◆ **Dataset records**
◇ ◇ ◇ ◇

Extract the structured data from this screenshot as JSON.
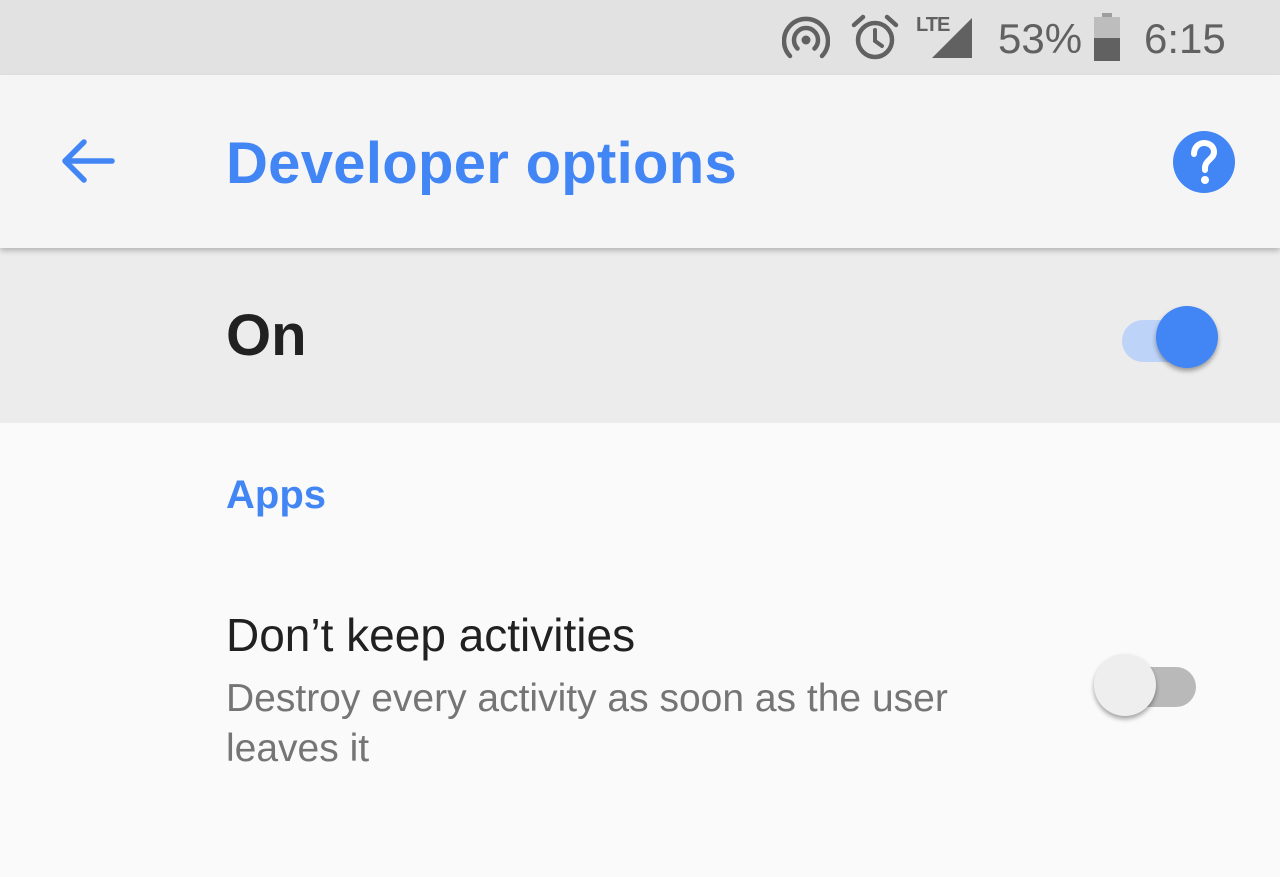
{
  "status_bar": {
    "network_label": "LTE",
    "battery_percent": "53%",
    "battery_level": 0.53,
    "time": "6:15",
    "icons": [
      "hotspot-icon",
      "alarm-icon",
      "lte-signal-icon",
      "battery-icon"
    ]
  },
  "app_bar": {
    "title": "Developer options",
    "back_icon": "arrow-back-icon",
    "help_icon": "help-icon"
  },
  "master_switch": {
    "label": "On",
    "checked": true
  },
  "sections": [
    {
      "header": "Apps",
      "items": [
        {
          "title": "Don’t keep activities",
          "summary": "Destroy every activity as soon as the user leaves it",
          "checked": false
        }
      ]
    }
  ],
  "colors": {
    "accent": "#4285f4",
    "accent_track": "#bdd3f7",
    "status_bar_bg": "#e2e2e2",
    "app_bar_bg": "#f5f5f5",
    "master_row_bg": "#ececec",
    "page_bg": "#fafafa",
    "primary_text": "#212121",
    "secondary_text": "#757575"
  }
}
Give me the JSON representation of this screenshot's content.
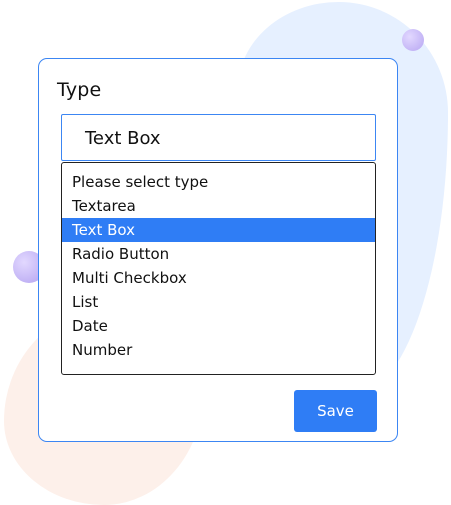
{
  "form": {
    "label": "Type",
    "selected_value": "Text Box",
    "options": [
      "Please select type",
      "Textarea",
      "Text Box",
      "Radio Button",
      "Multi Checkbox",
      "List",
      "Date",
      "Number"
    ],
    "highlighted_option": "Text Box",
    "save_label": "Save"
  },
  "colors": {
    "accent": "#2f7df5",
    "card_border": "#3c86f3",
    "highlight_text": "#ffffff",
    "background_blob_blue": "#e6f0ff",
    "background_blob_peach": "#fdf0ea",
    "background_dot": "#c4b5f6"
  }
}
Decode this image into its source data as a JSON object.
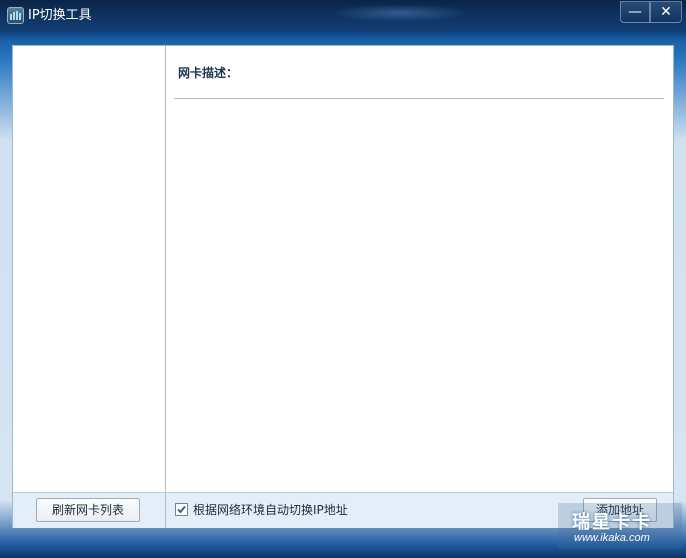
{
  "window": {
    "title": "IP切换工具",
    "minimize_glyph": "—",
    "close_glyph": "✕"
  },
  "detail": {
    "nic_description_label": "网卡描述："
  },
  "bottom": {
    "refresh_button": "刷新网卡列表",
    "auto_switch_label": "根据网络环境自动切换IP地址",
    "auto_switch_checked": true,
    "add_address_button": "添加地址"
  },
  "watermark": {
    "main": "瑞星卡卡",
    "sub": "www.ikaka.com"
  },
  "icons": {
    "app": "network-adapter-icon",
    "minimize": "minimize-icon",
    "close": "close-icon",
    "checkbox": "checkmark-icon"
  },
  "colors": {
    "titlebar": "#0f3464",
    "frame": "#2b78c4",
    "panel_border": "#a9bccd",
    "bottom_bar": "#e4eef8"
  }
}
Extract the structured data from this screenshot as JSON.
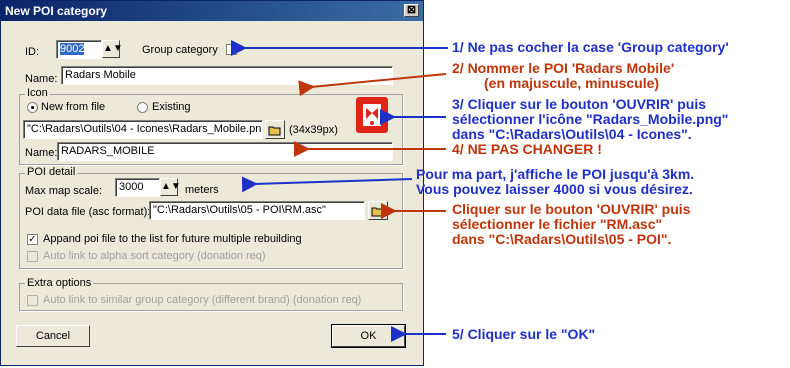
{
  "dialog": {
    "title": "New POI category",
    "close_glyph": "⊠",
    "id_label": "ID:",
    "id_value": "9002",
    "group_category_label": "Group category",
    "group_category_checked": false,
    "name_label": "Name:",
    "name_value": "Radars Mobile",
    "icon": {
      "group_title": "Icon",
      "new_from_file_label": "New from file",
      "existing_label": "Existing",
      "file_path": "\"C:\\Radars\\Outils\\04 - Icones\\Radars_Mobile.pn",
      "size_text": "(34x39px)",
      "name_label": "Name:",
      "name_value": "RADARS_MOBILE"
    },
    "poi_detail": {
      "group_title": "POI detail",
      "max_scale_label": "Max map scale:",
      "max_scale_value": "3000",
      "meters_label": "meters",
      "data_file_label": "POI data file (asc format):",
      "data_file_value": "\"C:\\Radars\\Outils\\05 - POI\\RM.asc\"",
      "append_label": "Appand poi file to the list for future multiple rebuilding",
      "append_checked": true,
      "auto_alpha_label": "Auto link to alpha sort category (donation req)"
    },
    "extra": {
      "group_title": "Extra options",
      "auto_group_label": "Auto link to similar group category (different brand) (donation req)"
    },
    "cancel_label": "Cancel",
    "ok_label": "OK"
  },
  "annotations": [
    {
      "lines": [
        "1/ Ne pas cocher la case 'Group category'"
      ],
      "color": "#1f30c8"
    },
    {
      "lines": [
        "2/ Nommer le POI 'Radars Mobile'",
        "(en majuscule, minuscule)"
      ],
      "color": "#c0350b"
    },
    {
      "lines": [
        "3/ Cliquer sur le bouton 'OUVRIR' puis",
        "sélectionner l'icône \"Radars_Mobile.png\"",
        "dans \"C:\\Radars\\Outils\\04 - Icones\"."
      ],
      "color": "#1f30c8"
    },
    {
      "lines": [
        "4/ NE PAS CHANGER !"
      ],
      "color": "#c0350b"
    },
    {
      "lines": [
        "Pour ma part, j'affiche le POI jusqu'à 3km.",
        "Vous pouvez laisser 4000 si vous désirez."
      ],
      "color": "#1f30c8"
    },
    {
      "lines": [
        "Cliquer sur le bouton 'OUVRIR' puis",
        "sélectionner le fichier \"RM.asc\"",
        "dans \"C:\\Radars\\Outils\\05 - POI\"."
      ],
      "color": "#c0350b"
    },
    {
      "lines": [
        "5/ Cliquer sur le \"OK\""
      ],
      "color": "#1f30c8"
    }
  ],
  "icons": [
    "close-icon",
    "spin-icon",
    "folder-open-icon",
    "radar-poi-icon"
  ]
}
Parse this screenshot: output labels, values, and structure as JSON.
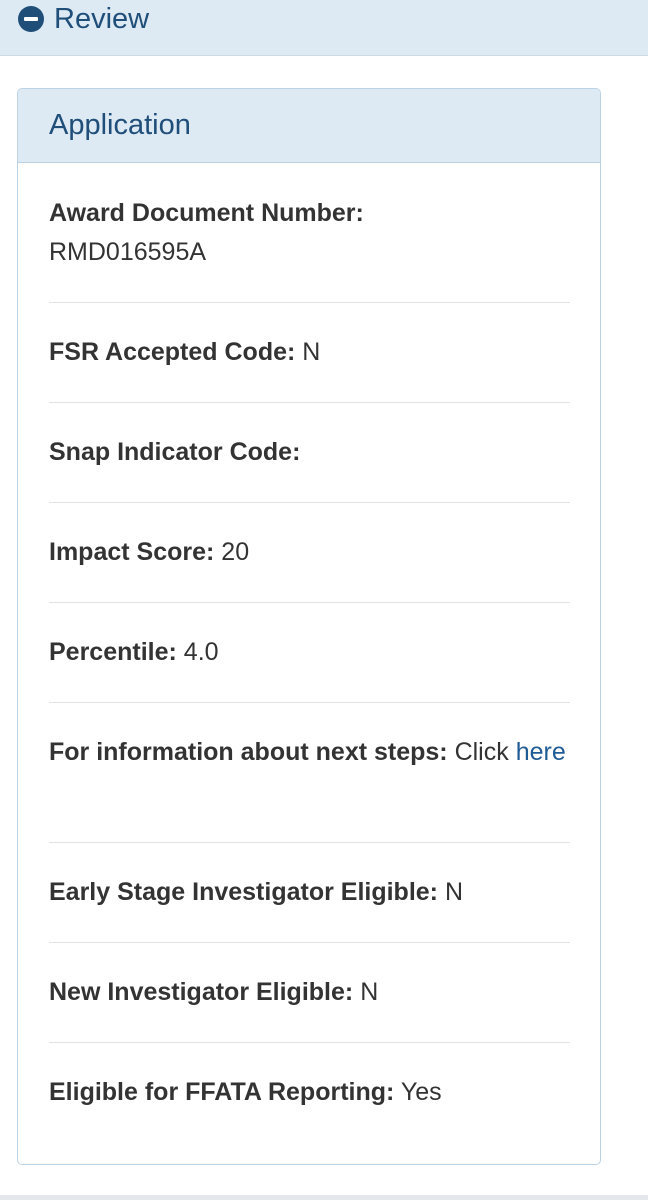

◇ ◇ ◇ ◇

◆ **GOAL**
Your task is to set down the records shown above exactly, minus any pictures.

◆ **FULL OUTPUT**
Extract the structured data from this screenshot as JSON.
{
  "status_bar": {
    "network_label": "LTE",
    "battery_percent": "53%",
    "battery_level": 0.53,
    "time": "6:15",
    "icons": [
      "hotspot-icon",
      "alarm-icon",
      "lte-signal-icon",
      "battery-icon"
    ]
  },
  "app_bar": {
    "title": "Developer options",
    "back_icon": "arrow-back-icon",
    "help_icon": "help-icon"
  },
  "master_switch": {
    "label": "On",
    "checked": true
  },
  "sections": [
    {
      "header": "Apps",
      "items": [
        {
          "title": "Don’t keep activities",
          "summary": "Destroy every activity as soon as the user leaves it",
          "checked": false
        }
      ]
    }
  ],
  "colors": {
    "accent": "#4285f4",
    "accent_track": "#bdd3f7",
    "status_bar_bg": "#e2e2e2",
    "app_bar_bg": "#f5f5f5",
    "master_row_bg": "#ececec",
    "page_bg": "#fafafa",
    "primary_text": "#212121",
    "secondary_text": "#757575"
  }
}
Give me the JSON representation of this screenshot's content.
{
  "form": {
    "label": "Type",
    "selected_value": "Text Box",
    "options": [
      "Please select type",
      "Textarea",
      "Text Box",
      "Radio Button",
      "Multi Checkbox",
      "List",
      "Date",
      "Number"
    ],
    "highlighted_option": "Text Box",
    "save_label": "Save"
  },
  "colors": {
    "accent": "#2f7df5",
    "card_border": "#3c86f3",
    "highlight_text": "#ffffff",
    "background_blob_blue": "#e6f0ff",
    "background_blob_peach": "#fdf0ea",
    "background_dot": "#c4b5f6"
  }
}
Decode this image into its source data as a JSON object.
{
  "window": {
    "title": "IP切换工具",
    "minimize_glyph": "—",
    "close_glyph": "✕"
  },
  "detail": {
    "nic_description_label": "网卡描述："
  },
  "bottom": {
    "refresh_button": "刷新网卡列表",
    "auto_switch_label": "根据网络环境自动切换IP地址",
    "auto_switch_checked": true,
    "add_address_button": "添加地址"
  },
  "watermark": {
    "main": "瑞星卡卡",
    "sub": "www.ikaka.com"
  },
  "icons": {
    "app": "network-adapter-icon",
    "minimize": "minimize-icon",
    "close": "close-icon",
    "checkbox": "checkmark-icon"
  },
  "colors": {
    "titlebar": "#0f3464",
    "frame": "#2b78c4",
    "panel_border": "#a9bccd",
    "bottom_bar": "#e4eef8"
  }
}
Extract the structured data from this screenshot as JSON.
{
  "dialog": {
    "title": "New POI category",
    "close_glyph": "⊠",
    "id_label": "ID:",
    "id_value": "9002",
    "group_category_label": "Group category",
    "group_category_checked": false,
    "name_label": "Name:",
    "name_value": "Radars Mobile",
    "icon": {
      "group_title": "Icon",
      "new_from_file_label": "New from file",
      "existing_label": "Existing",
      "file_path": "\"C:\\Radars\\Outils\\04 - Icones\\Radars_Mobile.pn",
      "size_text": "(34x39px)",
      "name_label": "Name:",
      "name_value": "RADARS_MOBILE"
    },
    "poi_detail": {
      "group_title": "POI detail",
      "max_scale_label": "Max map scale:",
      "max_scale_value": "3000",
      "meters_label": "meters",
      "data_file_label": "POI data file (asc format):",
      "data_file_value": "\"C:\\Radars\\Outils\\05 - POI\\RM.asc\"",
      "append_label": "Appand poi file to the list for future multiple rebuilding",
      "append_checked": true,
      "auto_alpha_label": "Auto link to alpha sort category (donation req)"
    },
    "extra": {
      "group_title": "Extra options",
      "auto_group_label": "Auto link to similar group category (different brand) (donation req)"
    },
    "cancel_label": "Cancel",
    "ok_label": "OK"
  },
  "annotations": [
    {
      "lines": [
        "1/ Ne pas cocher la case 'Group category'"
      ],
      "color": "#1f30c8"
    },
    {
      "lines": [
        "2/ Nommer le POI 'Radars Mobile'",
        "(en majuscule, minuscule)"
      ],
      "color": "#c0350b"
    },
    {
      "lines": [
        "3/ Cliquer sur le bouton 'OUVRIR' puis",
        "sélectionner l'icône \"Radars_Mobile.png\"",
        "dans \"C:\\Radars\\Outils\\04 - Icones\"."
      ],
      "color": "#1f30c8"
    },
    {
      "lines": [
        "4/ NE PAS CHANGER !"
      ],
      "color": "#c0350b"
    },
    {
      "lines": [
        "Pour ma part, j'affiche le POI jusqu'à 3km.",
        "Vous pouvez laisser 4000 si vous désirez."
      ],
      "color": "#1f30c8"
    },
    {
      "lines": [
        "Cliquer sur le bouton 'OUVRIR' puis",
        "sélectionner le fichier \"RM.asc\"",
        "dans \"C:\\Radars\\Outils\\05 - POI\"."
      ],
      "color": "#c0350b"
    },
    {
      "lines": [
        "5/ Cliquer sur le \"OK\""
      ],
      "color": "#1f30c8"
    }
  ],
  "icons": [
    "close-icon",
    "spin-icon",
    "folder-open-icon",
    "radar-poi-icon"
  ]
}
Parse this screenshot: output labels, values, and structure as JSON.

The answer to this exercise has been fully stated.